With the pictures left out, copy the listing below exactly.

***** Input records *****

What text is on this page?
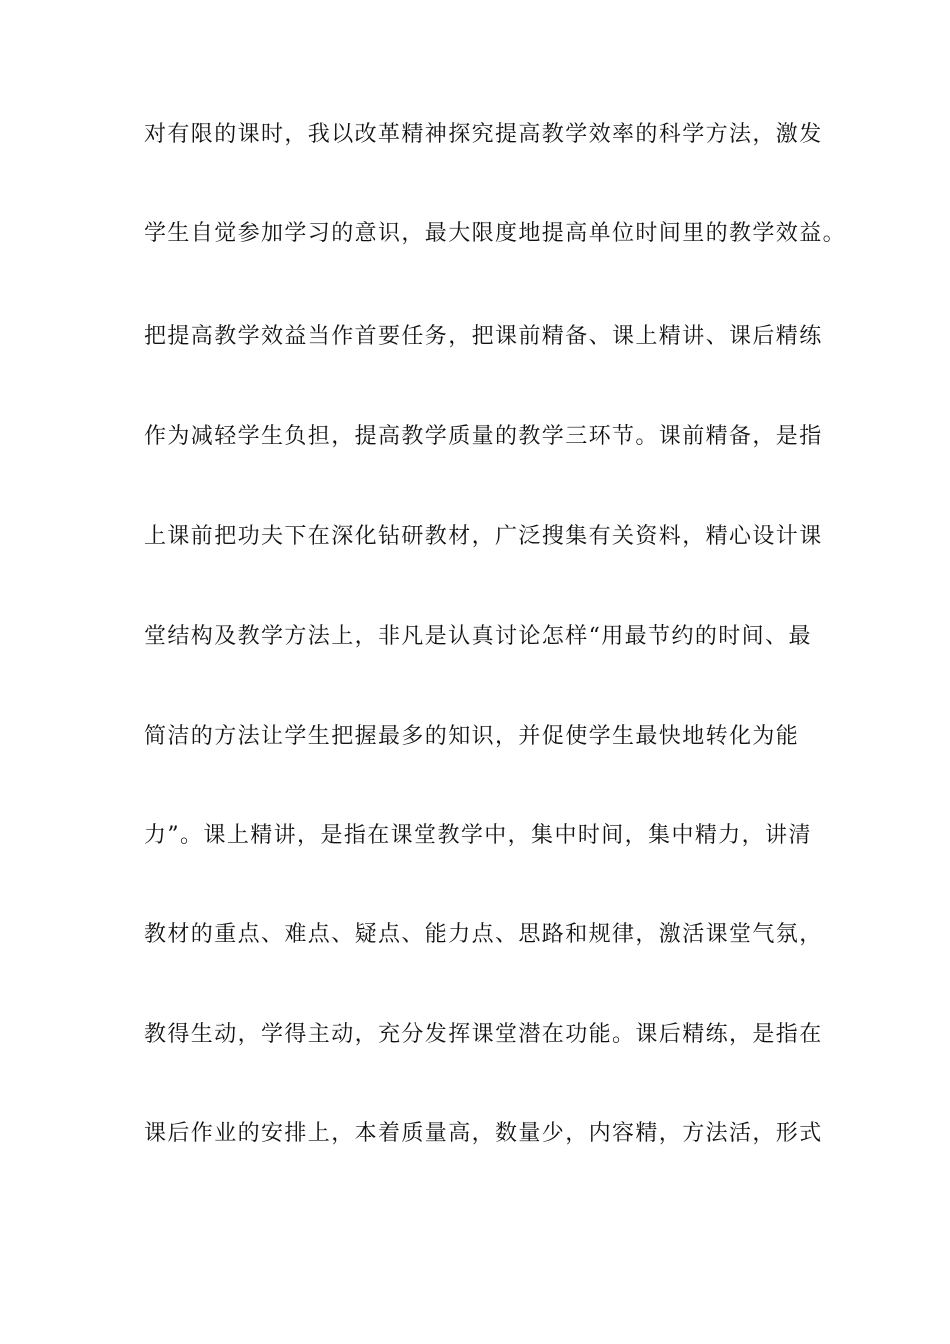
对有限的课时，我以改革精神探究提高教学效率的科学方法，激发
学生自觉参加学习的意识，最大限度地提高单位时间里的教学效益。
把提高教学效益当作首要任务，把课前精备、课上精讲、课后精练
作为减轻学生负担，提高教学质量的教学三环节。课前精备，是指
上课前把功夫下在深化钻研教材，广泛搜集有关资料，精心设计课
堂结构及教学方法上，非凡是认真讨论怎样“用最节约的时间、最
简洁的方法让学生把握最多的知识，并促使学生最快地转化为能
力”。课上精讲，是指在课堂教学中，集中时间，集中精力，讲清
教材的重点、难点、疑点、能力点、思路和规律，激活课堂气氛，
教得生动，学得主动，充分发挥课堂潜在功能。课后精练，是指在
课后作业的安排上，本着质量高，数量少，内容精，方法活，形式
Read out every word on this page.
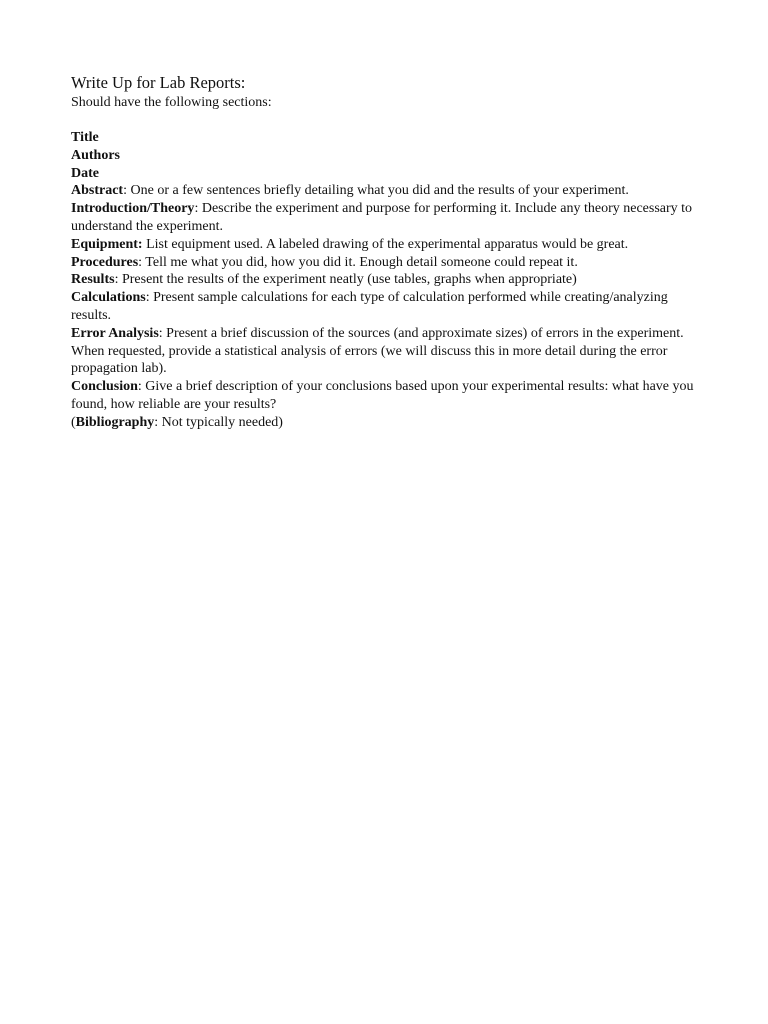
Write Up for Lab Reports:

Should have the following sections:

Title

Authors

Date

Abstract: One or a few sentences briefly detailing what you did and the results of your experiment.

Introduction/Theory: Describe the experiment and purpose for performing it. Include any theory necessary to understand the experiment.

Equipment: List equipment used. A labeled drawing of the experimental apparatus would be great.

Procedures: Tell me what you did, how you did it. Enough detail someone could repeat it.

Results: Present the results of the experiment neatly (use tables, graphs when appropriate)

Calculations: Present sample calculations for each type of calculation performed while creating/analyzing results.

Error Analysis: Present a brief discussion of the sources (and approximate sizes) of errors in the experiment. When requested, provide a statistical analysis of errors (we will discuss this in more detail during the error propagation lab).

Conclusion: Give a brief description of your conclusions based upon your experimental results: what have you found, how reliable are your results?

(Bibliography: Not typically needed)
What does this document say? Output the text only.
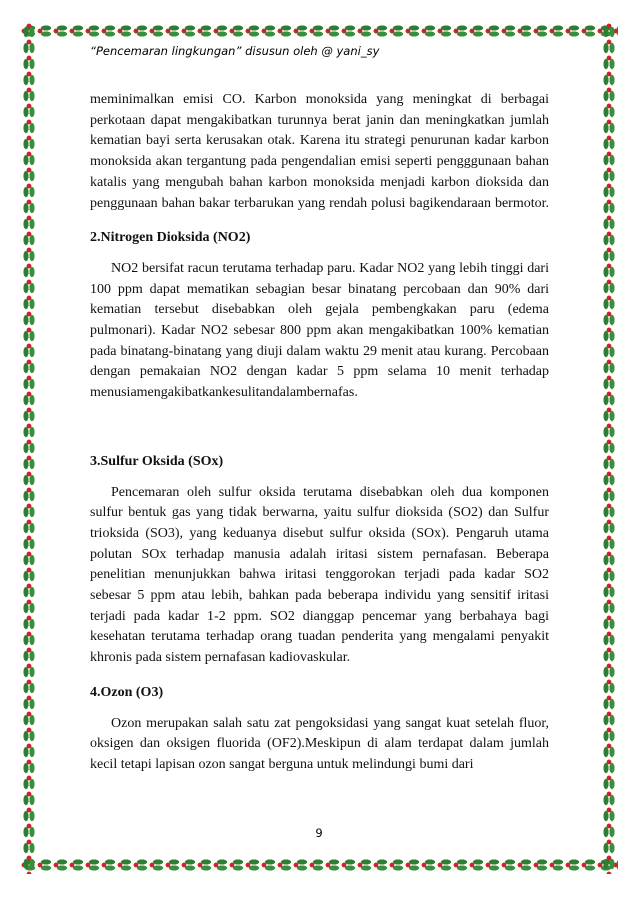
“Pencemaran lingkungan” disusun oleh @ yani_sy

meminimalkan emisi CO. Karbon monoksida yang meningkat di berbagai perkotaan dapat mengakibatkan turunnya berat janin dan meningkatkan jumlah kematian bayi serta kerusakan otak. Karena itu strategi penurunan kadar karbon monoksida akan tergantung pada pengendalian emisi seperti pengggunaan bahan katalis yang mengubah bahan karbon monoksida menjadi karbon dioksida dan penggunaan bahan bakar terbarukan yang rendah polusi bagikendaraan bermotor.

2.Nitrogen Dioksida (NO2)

NO2 bersifat racun terutama terhadap paru. Kadar NO2 yang lebih tinggi dari 100 ppm dapat mematikan sebagian besar binatang percobaan dan 90% dari kematian tersebut disebabkan oleh gejala pembengkakan paru (edema pulmonari). Kadar NO2 sebesar 800 ppm akan mengakibatkan 100% kematian pada binatang-binatang yang diuji dalam waktu 29 menit atau kurang. Percobaan dengan pemakaian NO2 dengan kadar 5 ppm selama 10 menit terhadap menusiamengakibatkankesulitandalambernafas.

3.Sulfur Oksida (SOx)

Pencemaran oleh sulfur oksida terutama disebabkan oleh dua komponen sulfur bentuk gas yang tidak berwarna, yaitu sulfur dioksida (SO2) dan Sulfur trioksida (SO3), yang keduanya disebut sulfur oksida (SOx). Pengaruh utama polutan SOx terhadap manusia adalah iritasi sistem pernafasan. Beberapa penelitian menunjukkan bahwa iritasi tenggorokan terjadi pada kadar SO2 sebesar 5 ppm atau lebih, bahkan pada beberapa individu yang sensitif iritasi terjadi pada kadar 1-2 ppm. SO2 dianggap pencemar yang berbahaya bagi kesehatan terutama terhadap orang tuadan penderita yang mengalami penyakit khronis pada sistem pernafasan kadiovaskular.

4.Ozon (O3)

Ozon merupakan salah satu zat pengoksidasi yang sangat kuat setelah fluor, oksigen dan oksigen fluorida (OF2).Meskipun di alam terdapat dalam jumlah kecil tetapi lapisan ozon sangat berguna untuk melindungi bumi dari

9
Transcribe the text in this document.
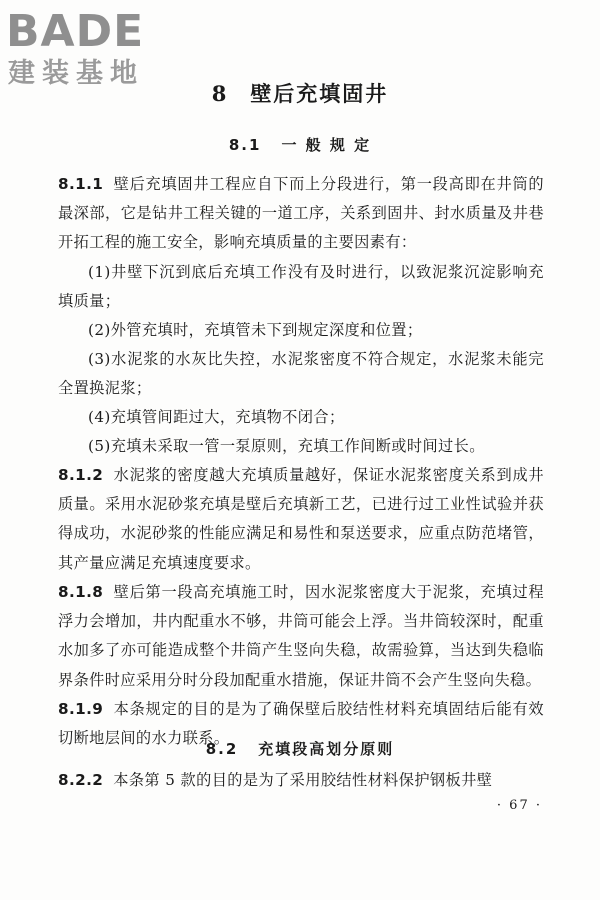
BADE
建装基地
8 壁后充填固井
8.1 一 般 规 定

8.1.1 壁后充填固井工程应自下而上分段进行，第一段高即在井筒的最深部，它是钻井工程关键的一道工序，关系到固井、封水质量及井巷开拓工程的施工安全，影响充填质量的主要因素有：

(1)井壁下沉到底后充填工作没有及时进行，以致泥浆沉淀影响充填质量；

(2)外管充填时，充填管未下到规定深度和位置；

(3)水泥浆的水灰比失控，水泥浆密度不符合规定，水泥浆未能完全置换泥浆；

(4)充填管间距过大，充填物不闭合；

(5)充填未采取一管一泵原则，充填工作间断或时间过长。

8.1.2 水泥浆的密度越大充填质量越好，保证水泥浆密度关系到成井质量。采用水泥砂浆充填是壁后充填新工艺，已进行过工业性试验并获得成功，水泥砂浆的性能应满足和易性和泵送要求，应重点防范堵管，其产量应满足充填速度要求。

8.1.8 壁后第一段高充填施工时，因水泥浆密度大于泥浆，充填过程浮力会增加，井内配重水不够，井筒可能会上浮。当井筒较深时，配重水加多了亦可能造成整个井筒产生竖向失稳，故需验算，当达到失稳临界条件时应采用分时分段加配重水措施，保证井筒不会产生竖向失稳。

8.1.9 本条规定的目的是为了确保壁后胶结性材料充填固结后能有效切断地层间的水力联系。

8.2 充填段高划分原则

8.2.2 本条第 5 款的目的是为了采用胶结性材料保护钢板井壁

· 67 ·
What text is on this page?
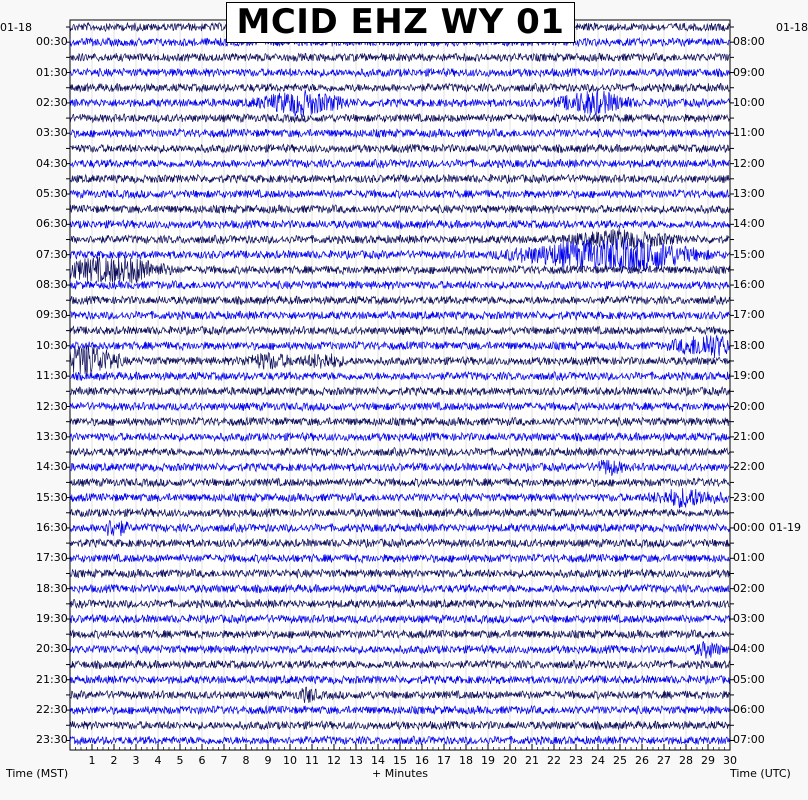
MCID EHZ WY 01
01-18	01-18
00:30
01:30
02:30
03:30
04:30
05:30
06:30
07:30
08:30
09:30
10:30
11:30
12:30
13:30
14:30
15:30
16:30
17:30
18:30
19:30
20:30
21:30
22:30
23:30
08:00
09:00
10:00
11:00
12:00
13:00
14:00
15:00
16:00
17:00
18:00
19:00
20:00
21:00
22:00
23:00
00:00 01-19
01:00
02:00
03:00
04:00
05:00
06:00
07:00
1 2 3 4 5 6 7 8 9 10 11 12 13 14 15 16 17 18 19 20 21 22 23 24 25 26 27 28 29 30
Time (MST)	+ Minutes	Time (UTC)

*****

Task output:
What text is on this page?
对有限的课时，我以改革精神探究提高教学效率的科学方法，激发
学生自觉参加学习的意识，最大限度地提高单位时间里的教学效益。
把提高教学效益当作首要任务，把课前精备、课上精讲、课后精练
作为减轻学生负担，提高教学质量的教学三环节。课前精备，是指
上课前把功夫下在深化钻研教材，广泛搜集有关资料，精心设计课
堂结构及教学方法上，非凡是认真讨论怎样“用最节约的时间、最
简洁的方法让学生把握最多的知识，并促使学生最快地转化为能
力”。课上精讲，是指在课堂教学中，集中时间，集中精力，讲清
教材的重点、难点、疑点、能力点、思路和规律，激活课堂气氛，
教得生动，学得主动，充分发挥课堂潜在功能。课后精练，是指在
课后作业的安排上，本着质量高，数量少，内容精，方法活，形式
Read out every word on this page.
Write Up for Lab Reports:

Should have the following sections:

Title

Authors

Date

Abstract: One or a few sentences briefly detailing what you did and the results of your experiment.

Introduction/Theory: Describe the experiment and purpose for performing it. Include any theory necessary to understand the experiment.

Equipment: List equipment used. A labeled drawing of the experimental apparatus would be great.

Procedures: Tell me what you did, how you did it. Enough detail someone could repeat it.

Results: Present the results of the experiment neatly (use tables, graphs when appropriate)

Calculations: Present sample calculations for each type of calculation performed while creating/analyzing results.

Error Analysis: Present a brief discussion of the sources (and approximate sizes) of errors in the experiment. When requested, provide a statistical analysis of errors (we will discuss this in more detail during the error propagation lab).

Conclusion: Give a brief description of your conclusions based upon your experimental results: what have you found, how reliable are your results?

(Bibliography: Not typically needed)
What does this document say? Output the text only.
“Pencemaran lingkungan” disusun oleh @ yani_sy

meminimalkan emisi CO. Karbon monoksida yang meningkat di berbagai perkotaan dapat mengakibatkan turunnya berat janin dan meningkatkan jumlah kematian bayi serta kerusakan otak. Karena itu strategi penurunan kadar karbon monoksida akan tergantung pada pengendalian emisi seperti pengggunaan bahan katalis yang mengubah bahan karbon monoksida menjadi karbon dioksida dan penggunaan bahan bakar terbarukan yang rendah polusi bagikendaraan bermotor.

2.Nitrogen Dioksida (NO2)

NO2 bersifat racun terutama terhadap paru. Kadar NO2 yang lebih tinggi dari 100 ppm dapat mematikan sebagian besar binatang percobaan dan 90% dari kematian tersebut disebabkan oleh gejala pembengkakan paru (edema pulmonari). Kadar NO2 sebesar 800 ppm akan mengakibatkan 100% kematian pada binatang-binatang yang diuji dalam waktu 29 menit atau kurang. Percobaan dengan pemakaian NO2 dengan kadar 5 ppm selama 10 menit terhadap menusiamengakibatkankesulitandalambernafas.

3.Sulfur Oksida (SOx)

Pencemaran oleh sulfur oksida terutama disebabkan oleh dua komponen sulfur bentuk gas yang tidak berwarna, yaitu sulfur dioksida (SO2) dan Sulfur trioksida (SO3), yang keduanya disebut sulfur oksida (SOx). Pengaruh utama polutan SOx terhadap manusia adalah iritasi sistem pernafasan. Beberapa penelitian menunjukkan bahwa iritasi tenggorokan terjadi pada kadar SO2 sebesar 5 ppm atau lebih, bahkan pada beberapa individu yang sensitif iritasi terjadi pada kadar 1-2 ppm. SO2 dianggap pencemar yang berbahaya bagi kesehatan terutama terhadap orang tuadan penderita yang mengalami penyakit khronis pada sistem pernafasan kadiovaskular.

4.Ozon (O3)

Ozon merupakan salah satu zat pengoksidasi yang sangat kuat setelah fluor, oksigen dan oksigen fluorida (OF2).Meskipun di alam terdapat dalam jumlah kecil tetapi lapisan ozon sangat berguna untuk melindungi bumi dari

9
Transcribe the text in this document.
BADE
建装基地
8 壁后充填固井
8.1 一 般 规 定

8.1.1 壁后充填固井工程应自下而上分段进行，第一段高即在井筒的最深部，它是钻井工程关键的一道工序，关系到固井、封水质量及井巷开拓工程的施工安全，影响充填质量的主要因素有：

(1)井壁下沉到底后充填工作没有及时进行，以致泥浆沉淀影响充填质量；

(2)外管充填时，充填管未下到规定深度和位置；

(3)水泥浆的水灰比失控，水泥浆密度不符合规定，水泥浆未能完全置换泥浆；

(4)充填管间距过大，充填物不闭合；

(5)充填未采取一管一泵原则，充填工作间断或时间过长。

8.1.2 水泥浆的密度越大充填质量越好，保证水泥浆密度关系到成井质量。采用水泥砂浆充填是壁后充填新工艺，已进行过工业性试验并获得成功，水泥砂浆的性能应满足和易性和泵送要求，应重点防范堵管，其产量应满足充填速度要求。

8.1.8 壁后第一段高充填施工时，因水泥浆密度大于泥浆，充填过程浮力会增加，井内配重水不够，井筒可能会上浮。当井筒较深时，配重水加多了亦可能造成整个井筒产生竖向失稳，故需验算，当达到失稳临界条件时应采用分时分段加配重水措施，保证井筒不会产生竖向失稳。

8.1.9 本条规定的目的是为了确保壁后胶结性材料充填固结后能有效切断地层间的水力联系。

8.2 充填段高划分原则

8.2.2 本条第 5 款的目的是为了采用胶结性材料保护钢板井壁

· 67 ·
What text is on this page?
MCID EHZ WY 01
01-18	01-18
00:30
01:30
02:30
03:30
04:30
05:30
06:30
07:30
08:30
09:30
10:30
11:30
12:30
13:30
14:30
15:30
16:30
17:30
18:30
19:30
20:30
21:30
22:30
23:30
08:00
09:00
10:00
11:00
12:00
13:00
14:00
15:00
16:00
17:00
18:00
19:00
20:00
21:00
22:00
23:00
00:00 01-19
01:00
02:00
03:00
04:00
05:00
06:00
07:00
1 2 3 4 5 6 7 8 9 10 11 12 13 14 15 16 17 18 19 20 21 22 23 24 25 26 27 28 29 30
Time (MST)	+ Minutes	Time (UTC)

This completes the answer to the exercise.